● AVAILABLE DATA:
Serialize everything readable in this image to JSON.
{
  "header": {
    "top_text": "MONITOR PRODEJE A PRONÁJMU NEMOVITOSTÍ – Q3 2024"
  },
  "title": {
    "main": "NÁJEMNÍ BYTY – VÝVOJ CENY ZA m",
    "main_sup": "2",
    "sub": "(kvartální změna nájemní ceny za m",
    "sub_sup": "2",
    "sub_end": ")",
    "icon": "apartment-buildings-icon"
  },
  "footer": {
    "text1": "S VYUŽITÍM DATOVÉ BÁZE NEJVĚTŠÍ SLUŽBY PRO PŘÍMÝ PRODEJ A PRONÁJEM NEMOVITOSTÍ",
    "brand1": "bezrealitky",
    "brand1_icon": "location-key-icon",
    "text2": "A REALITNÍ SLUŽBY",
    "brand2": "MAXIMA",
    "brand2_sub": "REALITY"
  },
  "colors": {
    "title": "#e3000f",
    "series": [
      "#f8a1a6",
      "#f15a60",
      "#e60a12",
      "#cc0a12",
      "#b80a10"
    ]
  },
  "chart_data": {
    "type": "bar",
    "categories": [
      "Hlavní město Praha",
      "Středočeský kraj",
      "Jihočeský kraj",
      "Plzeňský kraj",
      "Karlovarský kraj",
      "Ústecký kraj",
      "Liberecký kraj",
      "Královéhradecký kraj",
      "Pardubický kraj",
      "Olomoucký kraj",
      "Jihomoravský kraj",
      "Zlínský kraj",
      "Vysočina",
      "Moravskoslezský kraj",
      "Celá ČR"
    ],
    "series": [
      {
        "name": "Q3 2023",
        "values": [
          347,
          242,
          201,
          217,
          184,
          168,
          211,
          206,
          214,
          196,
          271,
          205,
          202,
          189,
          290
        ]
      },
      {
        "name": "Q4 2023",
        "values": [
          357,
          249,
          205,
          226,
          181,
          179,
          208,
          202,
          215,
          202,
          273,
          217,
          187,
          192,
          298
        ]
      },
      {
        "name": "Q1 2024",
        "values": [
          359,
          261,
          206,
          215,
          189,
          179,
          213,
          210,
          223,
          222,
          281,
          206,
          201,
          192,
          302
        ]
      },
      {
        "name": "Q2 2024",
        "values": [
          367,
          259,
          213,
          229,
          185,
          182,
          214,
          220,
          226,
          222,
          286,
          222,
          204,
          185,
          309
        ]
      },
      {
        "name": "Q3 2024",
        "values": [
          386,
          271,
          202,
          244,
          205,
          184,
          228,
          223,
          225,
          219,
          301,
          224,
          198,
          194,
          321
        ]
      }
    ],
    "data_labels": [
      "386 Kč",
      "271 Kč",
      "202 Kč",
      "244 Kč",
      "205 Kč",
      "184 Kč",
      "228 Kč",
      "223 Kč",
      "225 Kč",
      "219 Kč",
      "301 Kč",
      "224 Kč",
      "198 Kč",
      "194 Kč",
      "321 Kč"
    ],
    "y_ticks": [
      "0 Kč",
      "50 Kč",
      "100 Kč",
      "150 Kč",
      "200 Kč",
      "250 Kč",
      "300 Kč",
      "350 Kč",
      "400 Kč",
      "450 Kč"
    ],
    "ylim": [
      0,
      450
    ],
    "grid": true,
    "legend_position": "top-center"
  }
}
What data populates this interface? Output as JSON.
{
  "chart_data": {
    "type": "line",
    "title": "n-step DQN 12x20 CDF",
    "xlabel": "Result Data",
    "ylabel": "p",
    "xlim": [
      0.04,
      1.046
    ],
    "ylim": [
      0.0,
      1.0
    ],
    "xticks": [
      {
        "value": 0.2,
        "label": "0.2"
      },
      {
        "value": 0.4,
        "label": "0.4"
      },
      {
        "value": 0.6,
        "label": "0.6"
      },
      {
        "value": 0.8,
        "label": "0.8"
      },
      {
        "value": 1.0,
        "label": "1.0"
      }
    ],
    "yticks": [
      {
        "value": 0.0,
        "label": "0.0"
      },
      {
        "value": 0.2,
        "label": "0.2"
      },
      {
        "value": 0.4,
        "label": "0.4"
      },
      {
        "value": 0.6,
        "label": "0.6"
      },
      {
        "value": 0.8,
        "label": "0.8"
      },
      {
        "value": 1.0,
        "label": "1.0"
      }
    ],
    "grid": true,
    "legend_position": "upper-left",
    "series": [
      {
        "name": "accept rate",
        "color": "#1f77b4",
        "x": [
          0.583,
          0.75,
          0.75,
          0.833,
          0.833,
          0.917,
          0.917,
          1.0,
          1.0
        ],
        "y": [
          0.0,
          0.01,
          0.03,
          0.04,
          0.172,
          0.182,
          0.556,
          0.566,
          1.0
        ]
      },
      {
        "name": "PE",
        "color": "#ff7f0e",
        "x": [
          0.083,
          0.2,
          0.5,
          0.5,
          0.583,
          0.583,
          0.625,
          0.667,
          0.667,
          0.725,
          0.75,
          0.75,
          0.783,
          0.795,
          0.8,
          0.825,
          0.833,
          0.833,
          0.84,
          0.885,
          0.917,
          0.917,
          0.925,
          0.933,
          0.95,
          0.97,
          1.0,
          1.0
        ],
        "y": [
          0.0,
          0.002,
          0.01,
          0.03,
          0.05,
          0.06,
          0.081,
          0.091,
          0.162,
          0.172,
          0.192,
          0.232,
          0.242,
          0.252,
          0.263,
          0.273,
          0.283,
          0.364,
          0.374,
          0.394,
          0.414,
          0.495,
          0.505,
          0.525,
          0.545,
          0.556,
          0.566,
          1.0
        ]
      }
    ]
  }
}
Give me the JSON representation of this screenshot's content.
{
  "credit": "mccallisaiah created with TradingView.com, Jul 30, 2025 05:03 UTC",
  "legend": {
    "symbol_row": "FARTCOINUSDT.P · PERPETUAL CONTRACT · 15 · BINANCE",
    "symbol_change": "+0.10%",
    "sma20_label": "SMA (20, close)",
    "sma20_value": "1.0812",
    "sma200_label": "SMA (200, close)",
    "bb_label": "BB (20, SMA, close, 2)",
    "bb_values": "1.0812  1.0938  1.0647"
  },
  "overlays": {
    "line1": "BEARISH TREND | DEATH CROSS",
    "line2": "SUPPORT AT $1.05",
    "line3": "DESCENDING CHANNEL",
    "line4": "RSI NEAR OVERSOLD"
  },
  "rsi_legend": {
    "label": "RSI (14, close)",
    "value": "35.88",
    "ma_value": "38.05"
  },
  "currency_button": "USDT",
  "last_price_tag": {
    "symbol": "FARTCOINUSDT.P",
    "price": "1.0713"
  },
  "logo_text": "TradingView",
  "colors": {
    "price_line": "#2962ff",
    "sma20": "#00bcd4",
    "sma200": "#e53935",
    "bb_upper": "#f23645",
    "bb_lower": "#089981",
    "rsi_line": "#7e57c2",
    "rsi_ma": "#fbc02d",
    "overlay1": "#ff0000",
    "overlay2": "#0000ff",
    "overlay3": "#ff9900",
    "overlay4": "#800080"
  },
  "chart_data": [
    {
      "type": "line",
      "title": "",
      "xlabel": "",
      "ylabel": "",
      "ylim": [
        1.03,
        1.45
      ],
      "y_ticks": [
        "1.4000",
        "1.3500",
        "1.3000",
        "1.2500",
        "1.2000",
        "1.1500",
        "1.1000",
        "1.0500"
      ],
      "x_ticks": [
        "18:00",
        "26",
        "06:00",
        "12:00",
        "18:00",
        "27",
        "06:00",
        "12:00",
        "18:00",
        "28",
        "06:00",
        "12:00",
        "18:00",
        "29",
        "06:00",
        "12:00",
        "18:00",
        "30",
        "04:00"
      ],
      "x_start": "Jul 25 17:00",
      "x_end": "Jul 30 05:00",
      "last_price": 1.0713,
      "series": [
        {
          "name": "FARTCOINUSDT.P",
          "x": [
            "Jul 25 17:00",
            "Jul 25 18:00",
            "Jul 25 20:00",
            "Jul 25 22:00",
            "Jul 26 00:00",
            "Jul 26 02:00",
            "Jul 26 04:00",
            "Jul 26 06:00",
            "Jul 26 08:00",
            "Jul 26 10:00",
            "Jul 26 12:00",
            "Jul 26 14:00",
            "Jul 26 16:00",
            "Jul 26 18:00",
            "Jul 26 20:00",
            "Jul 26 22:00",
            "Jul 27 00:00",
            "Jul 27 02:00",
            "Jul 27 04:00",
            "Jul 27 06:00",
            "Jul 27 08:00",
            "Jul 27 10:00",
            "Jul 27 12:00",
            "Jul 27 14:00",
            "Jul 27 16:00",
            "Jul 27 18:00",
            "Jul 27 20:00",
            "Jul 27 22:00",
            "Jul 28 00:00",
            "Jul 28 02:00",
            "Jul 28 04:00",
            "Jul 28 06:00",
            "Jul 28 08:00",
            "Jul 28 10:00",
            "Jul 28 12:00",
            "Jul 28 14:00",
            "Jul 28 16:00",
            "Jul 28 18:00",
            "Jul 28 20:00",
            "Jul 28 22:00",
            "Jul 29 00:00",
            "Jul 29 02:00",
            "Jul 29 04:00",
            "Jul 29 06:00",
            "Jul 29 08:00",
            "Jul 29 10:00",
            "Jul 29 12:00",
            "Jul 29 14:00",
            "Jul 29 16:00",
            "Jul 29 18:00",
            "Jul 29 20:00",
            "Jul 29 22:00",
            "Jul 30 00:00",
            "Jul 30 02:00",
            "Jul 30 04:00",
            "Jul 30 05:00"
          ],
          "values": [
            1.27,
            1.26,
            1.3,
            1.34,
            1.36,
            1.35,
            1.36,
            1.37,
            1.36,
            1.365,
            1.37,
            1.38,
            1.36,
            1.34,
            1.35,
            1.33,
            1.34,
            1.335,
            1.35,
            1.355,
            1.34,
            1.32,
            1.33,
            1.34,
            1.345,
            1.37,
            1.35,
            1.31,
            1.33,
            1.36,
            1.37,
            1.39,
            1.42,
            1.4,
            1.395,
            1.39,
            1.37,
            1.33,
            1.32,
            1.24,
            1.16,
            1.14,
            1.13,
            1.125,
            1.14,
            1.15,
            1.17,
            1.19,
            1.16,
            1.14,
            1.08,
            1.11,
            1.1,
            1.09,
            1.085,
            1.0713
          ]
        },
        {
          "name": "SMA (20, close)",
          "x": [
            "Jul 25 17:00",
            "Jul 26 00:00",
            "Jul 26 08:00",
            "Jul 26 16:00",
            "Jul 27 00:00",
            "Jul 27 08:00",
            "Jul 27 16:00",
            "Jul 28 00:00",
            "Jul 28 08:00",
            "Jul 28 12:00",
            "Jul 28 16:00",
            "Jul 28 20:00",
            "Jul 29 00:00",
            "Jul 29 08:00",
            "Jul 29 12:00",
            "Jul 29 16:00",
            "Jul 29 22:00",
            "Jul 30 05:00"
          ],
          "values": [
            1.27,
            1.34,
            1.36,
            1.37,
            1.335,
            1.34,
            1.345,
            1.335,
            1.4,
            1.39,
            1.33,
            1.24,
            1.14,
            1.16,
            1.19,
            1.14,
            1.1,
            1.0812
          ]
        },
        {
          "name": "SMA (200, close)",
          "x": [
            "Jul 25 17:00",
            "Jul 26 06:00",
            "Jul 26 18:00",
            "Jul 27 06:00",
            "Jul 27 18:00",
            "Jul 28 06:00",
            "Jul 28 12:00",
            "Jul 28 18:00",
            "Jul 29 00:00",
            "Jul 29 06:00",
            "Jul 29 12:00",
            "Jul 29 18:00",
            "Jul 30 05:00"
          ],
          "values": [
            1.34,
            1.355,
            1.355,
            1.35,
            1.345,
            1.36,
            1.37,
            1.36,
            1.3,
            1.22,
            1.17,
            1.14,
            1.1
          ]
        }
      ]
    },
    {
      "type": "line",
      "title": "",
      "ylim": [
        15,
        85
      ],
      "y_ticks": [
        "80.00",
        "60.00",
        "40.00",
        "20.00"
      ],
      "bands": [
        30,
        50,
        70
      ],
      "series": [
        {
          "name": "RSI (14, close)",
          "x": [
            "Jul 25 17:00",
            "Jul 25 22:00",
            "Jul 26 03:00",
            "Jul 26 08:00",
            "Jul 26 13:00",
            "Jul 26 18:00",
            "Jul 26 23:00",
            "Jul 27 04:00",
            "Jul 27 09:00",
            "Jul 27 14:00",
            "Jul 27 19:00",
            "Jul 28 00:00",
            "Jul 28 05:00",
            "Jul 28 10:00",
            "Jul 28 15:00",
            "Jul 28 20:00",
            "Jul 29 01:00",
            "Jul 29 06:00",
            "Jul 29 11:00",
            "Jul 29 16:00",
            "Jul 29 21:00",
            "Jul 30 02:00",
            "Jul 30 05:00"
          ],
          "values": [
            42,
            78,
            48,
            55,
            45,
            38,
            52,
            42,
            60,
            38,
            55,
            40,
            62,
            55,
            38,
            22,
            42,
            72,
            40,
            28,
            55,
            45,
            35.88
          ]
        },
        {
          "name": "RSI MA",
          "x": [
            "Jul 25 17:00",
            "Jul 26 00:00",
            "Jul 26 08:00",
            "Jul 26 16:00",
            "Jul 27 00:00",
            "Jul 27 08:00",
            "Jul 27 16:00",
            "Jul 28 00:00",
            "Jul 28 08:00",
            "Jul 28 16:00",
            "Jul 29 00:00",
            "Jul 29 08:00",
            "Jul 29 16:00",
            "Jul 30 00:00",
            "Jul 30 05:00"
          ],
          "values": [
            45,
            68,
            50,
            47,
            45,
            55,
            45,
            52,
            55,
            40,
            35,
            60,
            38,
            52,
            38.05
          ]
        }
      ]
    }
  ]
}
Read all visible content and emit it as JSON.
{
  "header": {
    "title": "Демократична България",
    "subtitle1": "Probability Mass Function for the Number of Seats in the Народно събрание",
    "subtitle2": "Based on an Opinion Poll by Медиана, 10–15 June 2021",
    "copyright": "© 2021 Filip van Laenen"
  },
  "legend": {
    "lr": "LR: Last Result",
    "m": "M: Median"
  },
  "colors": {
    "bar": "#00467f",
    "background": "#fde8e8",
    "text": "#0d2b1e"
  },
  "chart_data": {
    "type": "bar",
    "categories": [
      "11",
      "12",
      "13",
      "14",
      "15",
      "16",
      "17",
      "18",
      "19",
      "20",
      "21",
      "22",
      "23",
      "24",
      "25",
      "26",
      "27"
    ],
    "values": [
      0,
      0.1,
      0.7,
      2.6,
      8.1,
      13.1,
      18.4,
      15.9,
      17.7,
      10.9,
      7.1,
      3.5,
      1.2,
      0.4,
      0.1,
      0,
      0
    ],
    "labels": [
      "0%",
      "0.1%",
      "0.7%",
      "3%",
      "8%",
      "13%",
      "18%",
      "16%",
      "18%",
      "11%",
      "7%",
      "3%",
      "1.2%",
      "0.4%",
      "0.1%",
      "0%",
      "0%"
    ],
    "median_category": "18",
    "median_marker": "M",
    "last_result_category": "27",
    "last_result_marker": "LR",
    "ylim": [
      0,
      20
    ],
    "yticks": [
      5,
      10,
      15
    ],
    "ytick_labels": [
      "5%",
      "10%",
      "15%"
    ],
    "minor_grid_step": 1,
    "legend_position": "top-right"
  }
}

● WHAT YOU ARE ASKED TO DO: Copy each line of the entries that includes the word "SLUŽBY".

● SOLVED EXERCISE:
    "text1": "S VYUŽITÍM DATOVÉ BÁZE NEJVĚTŠÍ SLUŽBY PRO PŘÍMÝ PRODEJ A PRONÁJEM NEMOVITOSTÍ",
    "text2": "A REALITNÍ SLUŽBY",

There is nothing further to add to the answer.